= WHAT NEEDS TO BE DONE =
Omit the images. Copy each entry word for word.

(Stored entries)
---------------

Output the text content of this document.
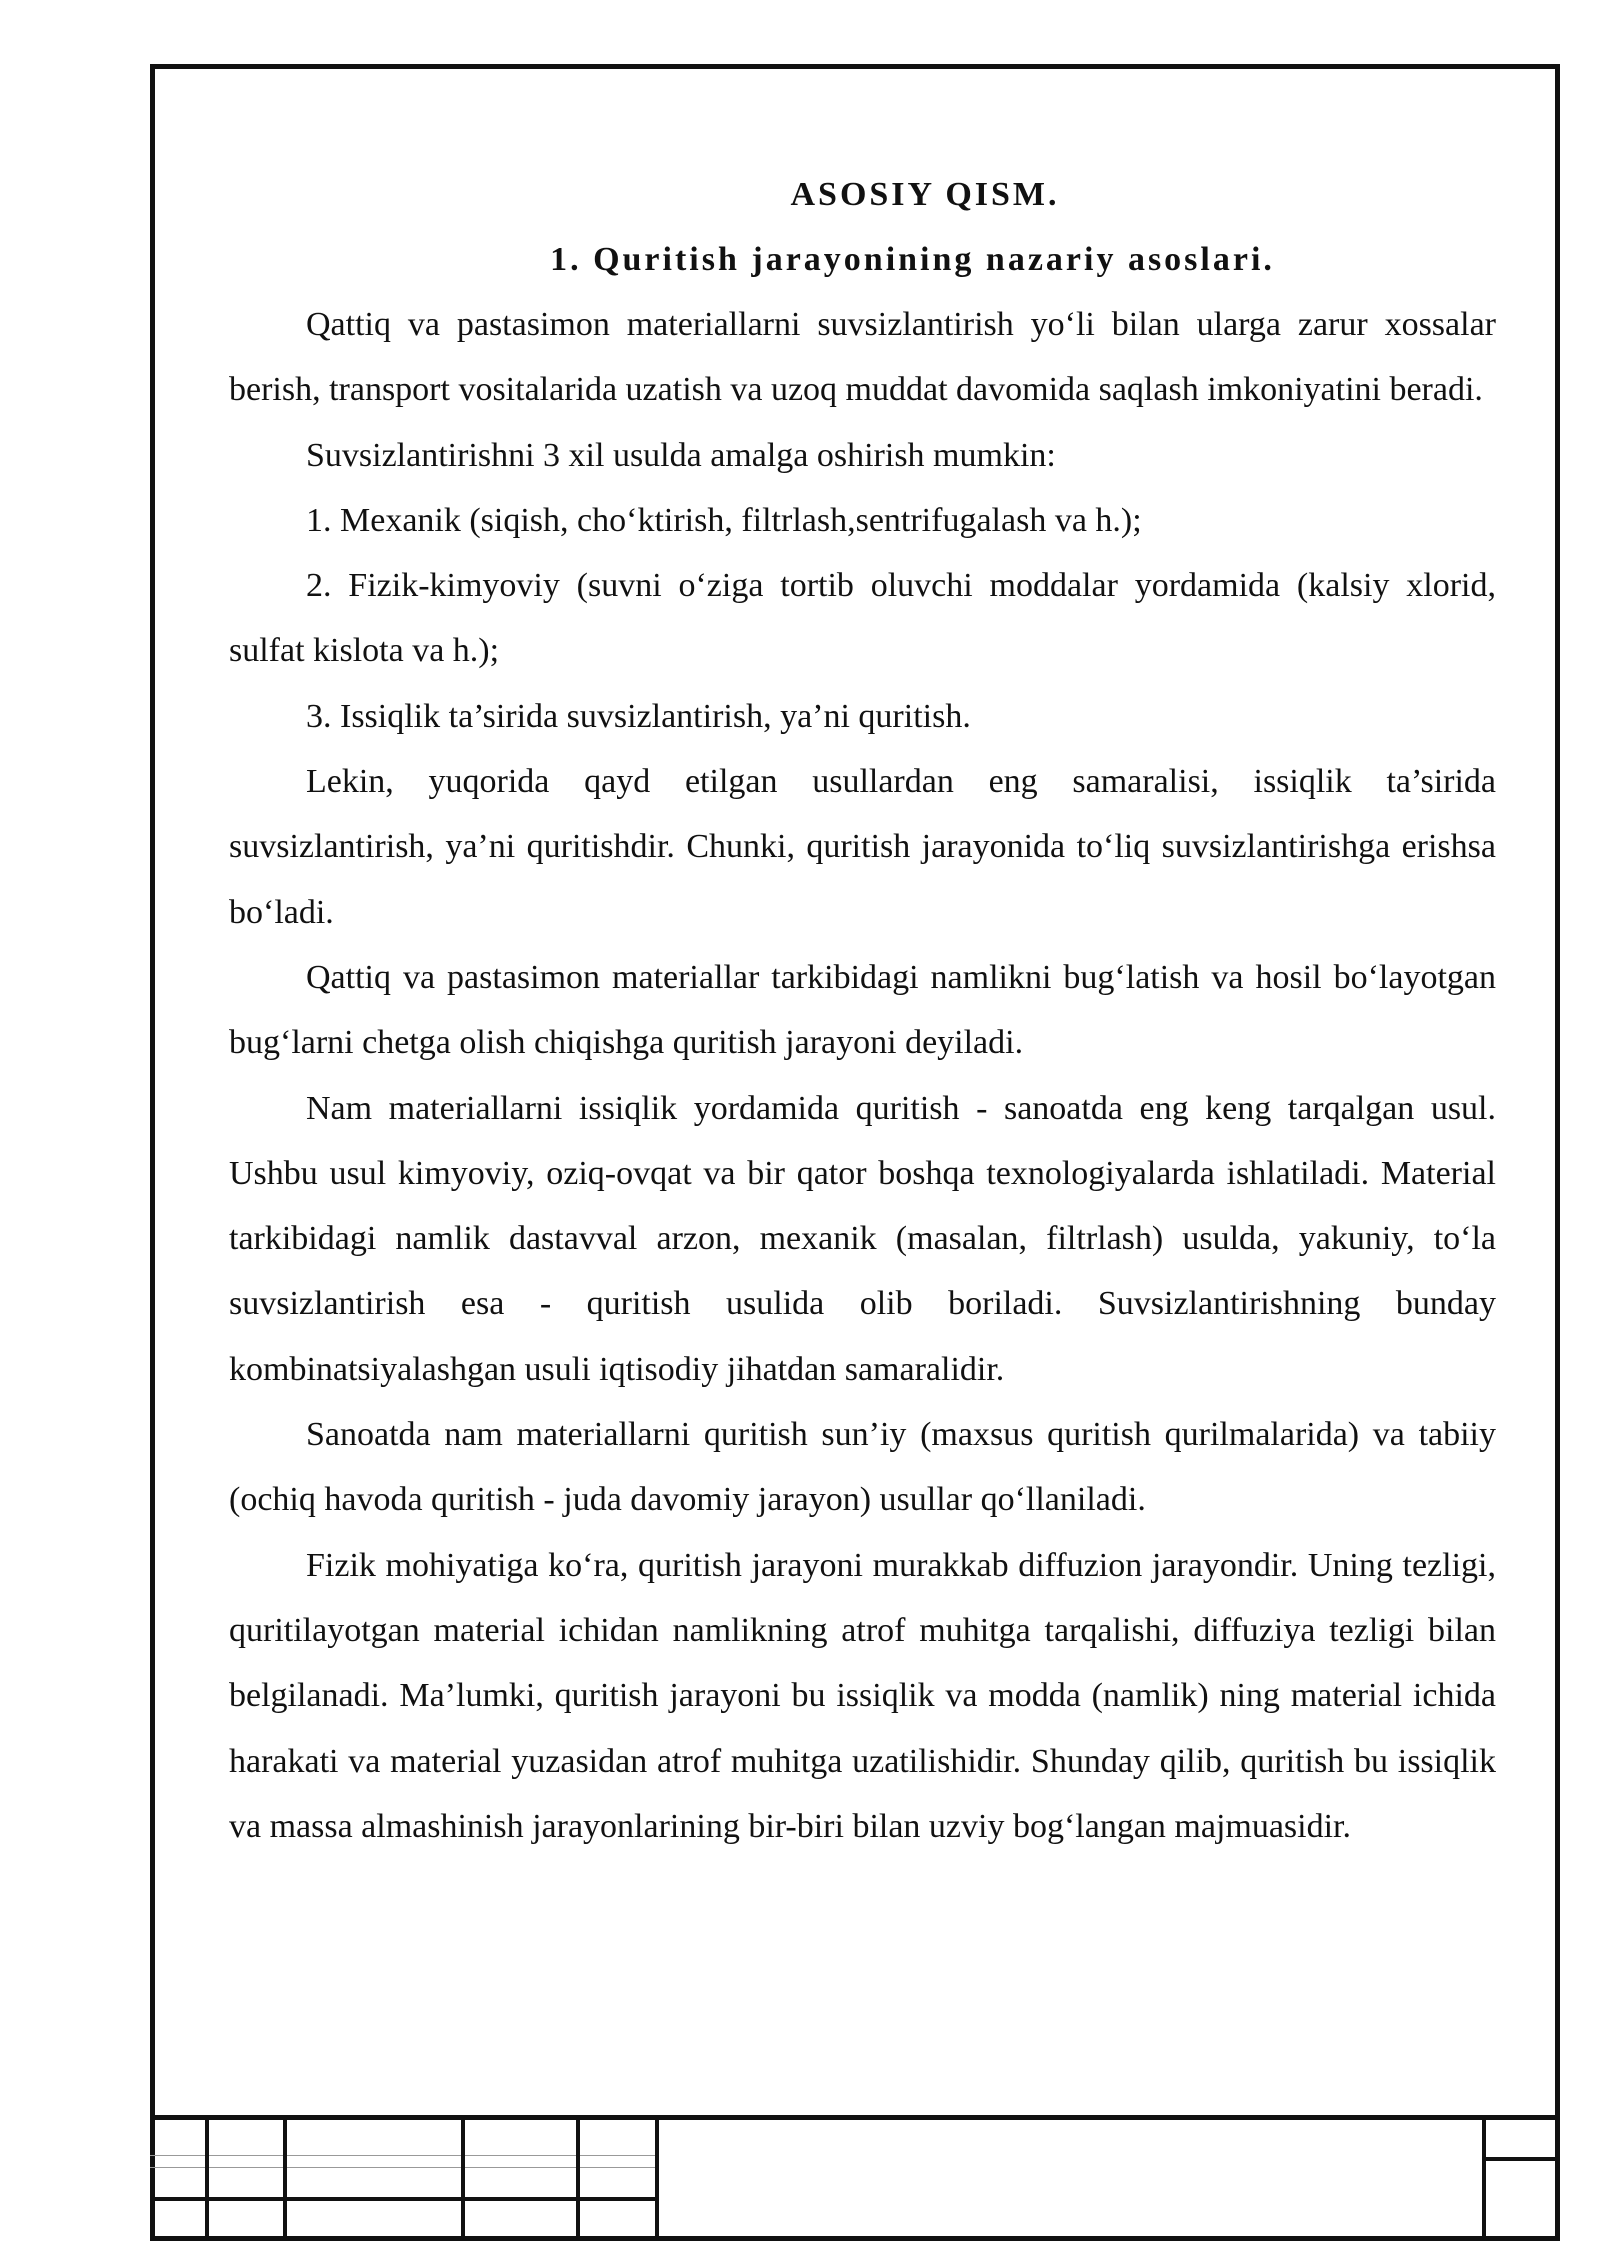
ASOSIY QISM.
1. Quritish jarayonining nazariy asoslari.

Qattiq va pastasimon materiallarni suvsizlantirish yo‘li bilan ularga zarur xossalar berish, transport vositalarida uzatish va uzoq muddat davomida saqlash imkoniyatini beradi.

Suvsizlantirishni 3 xil usulda amalga oshirish mumkin:

1. Mexanik (siqish, cho‘ktirish, filtrlash,sentrifugalash va h.);

2. Fizik-kimyoviy (suvni o‘ziga tortib oluvchi moddalar yordamida (kalsiy xlorid, sulfat kislota va h.);

3. Issiqlik ta’sirida suvsizlantirish, ya’ni quritish.

Lekin, yuqorida qayd etilgan usullardan eng samaralisi, issiqlik ta’sirida suvsizlantirish, ya’ni quritishdir. Chunki, quritish jarayonida to‘liq suvsizlantirishga erishsa bo‘ladi.

Qattiq va pastasimon materiallar tarkibidagi namlikni bug‘latish va hosil bo‘layotgan bug‘larni chetga olish chiqishga quritish jarayoni deyiladi.

Nam materiallarni issiqlik yordamida quritish - sanoatda eng keng tarqalgan usul. Ushbu usul kimyoviy, oziq-ovqat va bir qator boshqa texnologiyalarda ishlatiladi. Material tarkibidagi namlik dastavval arzon, mexanik (masalan, filtrlash) usulda, yakuniy, to‘la suvsizlantirish esa - quritish usulida olib boriladi. Suvsizlantirishning bunday kombinatsiyalashgan usuli iqtisodiy jihatdan samaralidir.

Sanoatda nam materiallarni quritish sun’iy (maxsus quritish qurilmalarida) va tabiiy (ochiq havoda quritish - juda davomiy jarayon) usullar qo‘llaniladi.

Fizik mohiyatiga ko‘ra, quritish jarayoni murakkab diffuzion jarayondir. Uning tezligi, quritilayotgan material ichidan namlikning atrof muhitga tarqalishi, diffuziya tezligi bilan belgilanadi. Ma’lumki, quritish jarayoni bu issiqlik va modda (namlik) ning material ichida harakati va material yuzasidan atrof muhitga uzatilishidir. Shunday qilib, quritish bu issiqlik va massa almashinish jarayonlarining bir-biri bilan uzviy bog‘langan majmuasidir.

---------------

= WRITTEN ANSWER =
Output the text content of this document.
ASOSIY QISM.
1. Quritish jarayonining nazariy asoslari.

Qattiq va pastasimon materiallarni suvsizlantirish yo‘li bilan ularga zarur xossalar berish, transport vositalarida uzatish va uzoq muddat davomida saqlash imkoniyatini beradi.

Suvsizlantirishni 3 xil usulda amalga oshirish mumkin:

1. Mexanik (siqish, cho‘ktirish, filtrlash,sentrifugalash va h.);

2. Fizik-kimyoviy (suvni o‘ziga tortib oluvchi moddalar yordamida (kalsiy xlorid, sulfat kislota va h.);

3. Issiqlik ta’sirida suvsizlantirish, ya’ni quritish.

Lekin, yuqorida qayd etilgan usullardan eng samaralisi, issiqlik ta’sirida suvsizlantirish, ya’ni quritishdir. Chunki, quritish jarayonida to‘liq suvsizlantirishga erishsa bo‘ladi.

Qattiq va pastasimon materiallar tarkibidagi namlikni bug‘latish va hosil bo‘layotgan bug‘larni chetga olish chiqishga quritish jarayoni deyiladi.

Nam materiallarni issiqlik yordamida quritish - sanoatda eng keng tarqalgan usul. Ushbu usul kimyoviy, oziq-ovqat va bir qator boshqa texnologiyalarda ishlatiladi. Material tarkibidagi namlik dastavval arzon, mexanik (masalan, filtrlash) usulda, yakuniy, to‘la suvsizlantirish esa - quritish usulida olib boriladi. Suvsizlantirishning bunday kombinatsiyalashgan usuli iqtisodiy jihatdan samaralidir.

Sanoatda nam materiallarni quritish sun’iy (maxsus quritish qurilmalarida) va tabiiy (ochiq havoda quritish - juda davomiy jarayon) usullar qo‘llaniladi.

Fizik mohiyatiga ko‘ra, quritish jarayoni murakkab diffuzion jarayondir. Uning tezligi, quritilayotgan material ichidan namlikning atrof muhitga tarqalishi, diffuziya tezligi bilan belgilanadi. Ma’lumki, quritish jarayoni bu issiqlik va modda (namlik) ning material ichida harakati va material yuzasidan atrof muhitga uzatilishidir. Shunday qilib, quritish bu issiqlik va massa almashinish jarayonlarining bir-biri bilan uzviy bog‘langan majmuasidir.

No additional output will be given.